Items listed in a dataset
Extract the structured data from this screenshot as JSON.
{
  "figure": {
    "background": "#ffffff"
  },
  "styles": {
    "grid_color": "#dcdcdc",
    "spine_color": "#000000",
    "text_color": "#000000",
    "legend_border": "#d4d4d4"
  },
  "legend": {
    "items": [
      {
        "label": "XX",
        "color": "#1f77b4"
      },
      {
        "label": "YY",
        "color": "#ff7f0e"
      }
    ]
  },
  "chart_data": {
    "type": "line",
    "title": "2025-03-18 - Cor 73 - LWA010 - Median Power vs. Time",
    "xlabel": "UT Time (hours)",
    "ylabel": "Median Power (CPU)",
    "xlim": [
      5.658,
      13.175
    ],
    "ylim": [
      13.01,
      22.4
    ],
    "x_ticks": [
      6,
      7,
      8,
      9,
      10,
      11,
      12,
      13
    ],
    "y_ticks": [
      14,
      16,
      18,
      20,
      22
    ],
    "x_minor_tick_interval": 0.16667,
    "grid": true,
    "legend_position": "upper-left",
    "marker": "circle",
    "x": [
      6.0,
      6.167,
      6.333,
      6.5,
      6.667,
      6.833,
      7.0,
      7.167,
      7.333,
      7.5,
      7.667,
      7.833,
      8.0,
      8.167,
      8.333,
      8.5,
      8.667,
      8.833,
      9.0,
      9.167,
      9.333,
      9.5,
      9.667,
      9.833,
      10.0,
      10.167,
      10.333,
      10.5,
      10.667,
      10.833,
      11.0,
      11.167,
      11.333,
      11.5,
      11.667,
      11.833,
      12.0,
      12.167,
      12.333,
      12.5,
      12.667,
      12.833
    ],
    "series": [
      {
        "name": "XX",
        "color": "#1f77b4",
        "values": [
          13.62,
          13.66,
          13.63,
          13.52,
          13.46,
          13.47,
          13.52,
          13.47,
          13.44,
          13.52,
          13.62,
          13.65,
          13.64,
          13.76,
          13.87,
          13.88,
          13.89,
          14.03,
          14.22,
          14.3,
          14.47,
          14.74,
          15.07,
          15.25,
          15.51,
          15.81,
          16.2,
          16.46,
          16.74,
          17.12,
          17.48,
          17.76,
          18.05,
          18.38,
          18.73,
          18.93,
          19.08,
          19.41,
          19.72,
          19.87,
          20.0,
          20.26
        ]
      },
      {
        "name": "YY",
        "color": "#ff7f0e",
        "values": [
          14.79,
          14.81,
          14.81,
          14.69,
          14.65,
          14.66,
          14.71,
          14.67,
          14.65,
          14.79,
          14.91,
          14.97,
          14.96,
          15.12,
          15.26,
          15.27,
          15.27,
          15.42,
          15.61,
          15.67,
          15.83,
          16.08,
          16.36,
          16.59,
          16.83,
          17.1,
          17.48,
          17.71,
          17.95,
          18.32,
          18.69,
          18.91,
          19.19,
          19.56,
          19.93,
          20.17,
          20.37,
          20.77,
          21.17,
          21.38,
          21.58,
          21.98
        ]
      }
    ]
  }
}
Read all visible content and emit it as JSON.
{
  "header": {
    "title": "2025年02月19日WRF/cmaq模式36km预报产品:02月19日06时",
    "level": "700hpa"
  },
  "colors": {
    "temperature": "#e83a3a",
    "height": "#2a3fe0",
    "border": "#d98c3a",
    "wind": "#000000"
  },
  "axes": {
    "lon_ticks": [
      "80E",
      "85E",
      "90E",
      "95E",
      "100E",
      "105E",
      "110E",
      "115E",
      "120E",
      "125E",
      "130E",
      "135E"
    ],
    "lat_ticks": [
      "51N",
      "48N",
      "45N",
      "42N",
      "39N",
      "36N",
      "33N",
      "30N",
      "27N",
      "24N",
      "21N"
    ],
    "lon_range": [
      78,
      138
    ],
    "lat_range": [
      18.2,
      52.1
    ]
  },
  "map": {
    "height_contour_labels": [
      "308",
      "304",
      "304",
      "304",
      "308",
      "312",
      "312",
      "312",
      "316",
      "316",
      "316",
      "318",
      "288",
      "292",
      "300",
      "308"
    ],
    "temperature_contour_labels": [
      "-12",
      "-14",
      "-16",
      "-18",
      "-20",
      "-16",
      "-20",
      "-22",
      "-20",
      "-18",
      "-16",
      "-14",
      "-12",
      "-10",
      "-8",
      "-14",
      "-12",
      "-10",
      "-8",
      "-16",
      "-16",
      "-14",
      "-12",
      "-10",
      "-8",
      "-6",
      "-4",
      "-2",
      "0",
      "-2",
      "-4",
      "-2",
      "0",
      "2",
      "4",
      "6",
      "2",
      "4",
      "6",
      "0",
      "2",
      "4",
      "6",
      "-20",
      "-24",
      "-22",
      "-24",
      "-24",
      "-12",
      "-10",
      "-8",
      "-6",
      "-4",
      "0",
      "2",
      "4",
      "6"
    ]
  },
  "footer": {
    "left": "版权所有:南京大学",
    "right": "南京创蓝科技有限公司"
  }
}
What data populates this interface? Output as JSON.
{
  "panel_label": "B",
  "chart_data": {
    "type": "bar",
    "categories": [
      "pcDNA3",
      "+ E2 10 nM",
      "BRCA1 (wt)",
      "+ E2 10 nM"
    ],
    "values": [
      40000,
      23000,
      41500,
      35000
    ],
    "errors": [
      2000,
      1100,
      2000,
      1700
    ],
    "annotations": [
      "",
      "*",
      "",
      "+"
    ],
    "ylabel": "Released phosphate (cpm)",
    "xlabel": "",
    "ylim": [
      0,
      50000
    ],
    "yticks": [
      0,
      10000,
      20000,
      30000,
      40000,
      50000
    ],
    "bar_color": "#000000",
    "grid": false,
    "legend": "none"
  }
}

**Exercise brief:** The listing above must be transcribed exactly, line by line.

**Solution:**
Extract the structured data from this screenshot as JSON.
{
  "figure": {
    "background": "#ffffff"
  },
  "styles": {
    "grid_color": "#dcdcdc",
    "spine_color": "#000000",
    "text_color": "#000000",
    "legend_border": "#d4d4d4"
  },
  "legend": {
    "items": [
      {
        "label": "XX",
        "color": "#1f77b4"
      },
      {
        "label": "YY",
        "color": "#ff7f0e"
      }
    ]
  },
  "chart_data": {
    "type": "line",
    "title": "2025-03-18 - Cor 73 - LWA010 - Median Power vs. Time",
    "xlabel": "UT Time (hours)",
    "ylabel": "Median Power (CPU)",
    "xlim": [
      5.658,
      13.175
    ],
    "ylim": [
      13.01,
      22.4
    ],
    "x_ticks": [
      6,
      7,
      8,
      9,
      10,
      11,
      12,
      13
    ],
    "y_ticks": [
      14,
      16,
      18,
      20,
      22
    ],
    "x_minor_tick_interval": 0.16667,
    "grid": true,
    "legend_position": "upper-left",
    "marker": "circle",
    "x": [
      6.0,
      6.167,
      6.333,
      6.5,
      6.667,
      6.833,
      7.0,
      7.167,
      7.333,
      7.5,
      7.667,
      7.833,
      8.0,
      8.167,
      8.333,
      8.5,
      8.667,
      8.833,
      9.0,
      9.167,
      9.333,
      9.5,
      9.667,
      9.833,
      10.0,
      10.167,
      10.333,
      10.5,
      10.667,
      10.833,
      11.0,
      11.167,
      11.333,
      11.5,
      11.667,
      11.833,
      12.0,
      12.167,
      12.333,
      12.5,
      12.667,
      12.833
    ],
    "series": [
      {
        "name": "XX",
        "color": "#1f77b4",
        "values": [
          13.62,
          13.66,
          13.63,
          13.52,
          13.46,
          13.47,
          13.52,
          13.47,
          13.44,
          13.52,
          13.62,
          13.65,
          13.64,
          13.76,
          13.87,
          13.88,
          13.89,
          14.03,
          14.22,
          14.3,
          14.47,
          14.74,
          15.07,
          15.25,
          15.51,
          15.81,
          16.2,
          16.46,
          16.74,
          17.12,
          17.48,
          17.76,
          18.05,
          18.38,
          18.73,
          18.93,
          19.08,
          19.41,
          19.72,
          19.87,
          20.0,
          20.26
        ]
      },
      {
        "name": "YY",
        "color": "#ff7f0e",
        "values": [
          14.79,
          14.81,
          14.81,
          14.69,
          14.65,
          14.66,
          14.71,
          14.67,
          14.65,
          14.79,
          14.91,
          14.97,
          14.96,
          15.12,
          15.26,
          15.27,
          15.27,
          15.42,
          15.61,
          15.67,
          15.83,
          16.08,
          16.36,
          16.59,
          16.83,
          17.1,
          17.48,
          17.71,
          17.95,
          18.32,
          18.69,
          18.91,
          19.19,
          19.56,
          19.93,
          20.17,
          20.37,
          20.77,
          21.17,
          21.38,
          21.58,
          21.98
        ]
      }
    ]
  }
}
Read all visible content and emit it as JSON.
{
  "header": {
    "title": "2025年02月19日WRF/cmaq模式36km预报产品:02月19日06时",
    "level": "700hpa"
  },
  "colors": {
    "temperature": "#e83a3a",
    "height": "#2a3fe0",
    "border": "#d98c3a",
    "wind": "#000000"
  },
  "axes": {
    "lon_ticks": [
      "80E",
      "85E",
      "90E",
      "95E",
      "100E",
      "105E",
      "110E",
      "115E",
      "120E",
      "125E",
      "130E",
      "135E"
    ],
    "lat_ticks": [
      "51N",
      "48N",
      "45N",
      "42N",
      "39N",
      "36N",
      "33N",
      "30N",
      "27N",
      "24N",
      "21N"
    ],
    "lon_range": [
      78,
      138
    ],
    "lat_range": [
      18.2,
      52.1
    ]
  },
  "map": {
    "height_contour_labels": [
      "308",
      "304",
      "304",
      "304",
      "308",
      "312",
      "312",
      "312",
      "316",
      "316",
      "316",
      "318",
      "288",
      "292",
      "300",
      "308"
    ],
    "temperature_contour_labels": [
      "-12",
      "-14",
      "-16",
      "-18",
      "-20",
      "-16",
      "-20",
      "-22",
      "-20",
      "-18",
      "-16",
      "-14",
      "-12",
      "-10",
      "-8",
      "-14",
      "-12",
      "-10",
      "-8",
      "-16",
      "-16",
      "-14",
      "-12",
      "-10",
      "-8",
      "-6",
      "-4",
      "-2",
      "0",
      "-2",
      "-4",
      "-2",
      "0",
      "2",
      "4",
      "6",
      "2",
      "4",
      "6",
      "0",
      "2",
      "4",
      "6",
      "-20",
      "-24",
      "-22",
      "-24",
      "-24",
      "-12",
      "-10",
      "-8",
      "-6",
      "-4",
      "0",
      "2",
      "4",
      "6"
    ]
  },
  "footer": {
    "left": "版权所有:南京大学",
    "right": "南京创蓝科技有限公司"
  }
}
What data populates this interface? Output as JSON.
{
  "panel_label": "B",
  "chart_data": {
    "type": "bar",
    "categories": [
      "pcDNA3",
      "+ E2 10 nM",
      "BRCA1 (wt)",
      "+ E2 10 nM"
    ],
    "values": [
      40000,
      23000,
      41500,
      35000
    ],
    "errors": [
      2000,
      1100,
      2000,
      1700
    ],
    "annotations": [
      "",
      "*",
      "",
      "+"
    ],
    "ylabel": "Released phosphate (cpm)",
    "xlabel": "",
    "ylim": [
      0,
      50000
    ],
    "yticks": [
      0,
      10000,
      20000,
      30000,
      40000,
      50000
    ],
    "bar_color": "#000000",
    "grid": false,
    "legend": "none"
  }
}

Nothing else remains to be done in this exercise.